Restate each line of the listing exactly, without carrying over any pictures.
== Information given ==
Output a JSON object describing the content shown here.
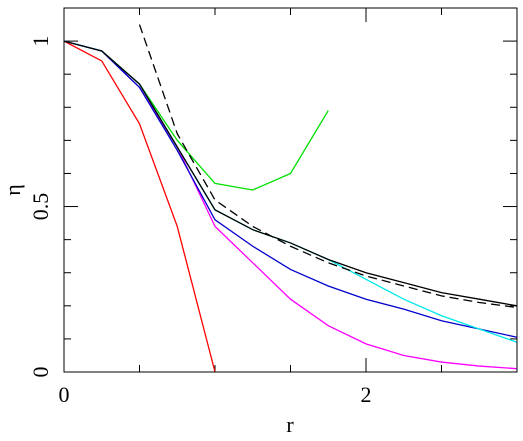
{
  "chart_data": {
    "type": "line",
    "x_label": "r",
    "y_label": "η",
    "x": [
      0,
      0.25,
      0.5,
      0.75,
      1,
      1.25,
      1.5,
      1.75,
      2,
      2.25,
      2.5,
      2.75,
      3
    ],
    "xlim": [
      0,
      3
    ],
    "ylim": [
      0,
      1.1
    ],
    "xticks": [
      0,
      2
    ],
    "xminor": [
      0.5,
      1,
      1.5,
      2.5
    ],
    "yticks": [
      0,
      0.5,
      1
    ],
    "yminor": [
      0.1,
      0.2,
      0.3,
      0.4,
      0.6,
      0.7,
      0.8,
      0.9
    ],
    "series": [
      {
        "color": "#ff0000",
        "dash": false,
        "values": [
          1,
          0.94,
          0.75,
          0.44,
          0,
          null,
          null,
          null,
          null,
          null,
          null,
          null,
          null
        ]
      },
      {
        "color": "#00e000",
        "dash": false,
        "values": [
          1,
          0.97,
          0.87,
          0.7,
          0.57,
          0.55,
          0.6,
          0.79,
          null,
          null,
          null,
          null,
          null
        ]
      },
      {
        "color": "#ff00ff",
        "dash": false,
        "values": [
          1,
          0.97,
          0.86,
          0.68,
          0.44,
          0.33,
          0.22,
          0.14,
          0.085,
          0.05,
          0.03,
          0.018,
          0.01
        ]
      },
      {
        "color": "#0000cc",
        "dash": false,
        "values": [
          1,
          0.97,
          0.86,
          0.67,
          0.46,
          0.38,
          0.31,
          0.26,
          0.22,
          0.19,
          0.155,
          0.13,
          0.105
        ]
      },
      {
        "color": "#00e8e8",
        "dash": false,
        "values": [
          1,
          0.97,
          0.87,
          0.68,
          0.49,
          0.43,
          0.39,
          0.34,
          0.28,
          0.22,
          0.17,
          0.13,
          0.09
        ]
      },
      {
        "color": "#000000",
        "dash": true,
        "values": [
          null,
          null,
          1.05,
          0.72,
          0.52,
          0.44,
          0.38,
          0.33,
          0.29,
          0.26,
          0.23,
          0.21,
          0.195
        ]
      },
      {
        "color": "#000000",
        "dash": false,
        "values": [
          1,
          0.97,
          0.87,
          0.68,
          0.49,
          0.43,
          0.39,
          0.34,
          0.3,
          0.27,
          0.24,
          0.22,
          0.2
        ]
      }
    ]
  }
}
===
■ **Written response**:
Output a JSON object describing the content shown here.
{
  "chart_data": {
    "type": "line",
    "x_label": "r",
    "y_label": "η",
    "x": [
      0,
      0.25,
      0.5,
      0.75,
      1,
      1.25,
      1.5,
      1.75,
      2,
      2.25,
      2.5,
      2.75,
      3
    ],
    "xlim": [
      0,
      3
    ],
    "ylim": [
      0,
      1.1
    ],
    "xticks": [
      0,
      2
    ],
    "xminor": [
      0.5,
      1,
      1.5,
      2.5
    ],
    "yticks": [
      0,
      0.5,
      1
    ],
    "yminor": [
      0.1,
      0.2,
      0.3,
      0.4,
      0.6,
      0.7,
      0.8,
      0.9
    ],
    "series": [
      {
        "color": "#ff0000",
        "dash": false,
        "values": [
          1,
          0.94,
          0.75,
          0.44,
          0,
          null,
          null,
          null,
          null,
          null,
          null,
          null,
          null
        ]
      },
      {
        "color": "#00e000",
        "dash": false,
        "values": [
          1,
          0.97,
          0.87,
          0.7,
          0.57,
          0.55,
          0.6,
          0.79,
          null,
          null,
          null,
          null,
          null
        ]
      },
      {
        "color": "#ff00ff",
        "dash": false,
        "values": [
          1,
          0.97,
          0.86,
          0.68,
          0.44,
          0.33,
          0.22,
          0.14,
          0.085,
          0.05,
          0.03,
          0.018,
          0.01
        ]
      },
      {
        "color": "#0000cc",
        "dash": false,
        "values": [
          1,
          0.97,
          0.86,
          0.67,
          0.46,
          0.38,
          0.31,
          0.26,
          0.22,
          0.19,
          0.155,
          0.13,
          0.105
        ]
      },
      {
        "color": "#00e8e8",
        "dash": false,
        "values": [
          1,
          0.97,
          0.87,
          0.68,
          0.49,
          0.43,
          0.39,
          0.34,
          0.28,
          0.22,
          0.17,
          0.13,
          0.09
        ]
      },
      {
        "color": "#000000",
        "dash": true,
        "values": [
          null,
          null,
          1.05,
          0.72,
          0.52,
          0.44,
          0.38,
          0.33,
          0.29,
          0.26,
          0.23,
          0.21,
          0.195
        ]
      },
      {
        "color": "#000000",
        "dash": false,
        "values": [
          1,
          0.97,
          0.87,
          0.68,
          0.49,
          0.43,
          0.39,
          0.34,
          0.3,
          0.27,
          0.24,
          0.22,
          0.2
        ]
      }
    ]
  }
}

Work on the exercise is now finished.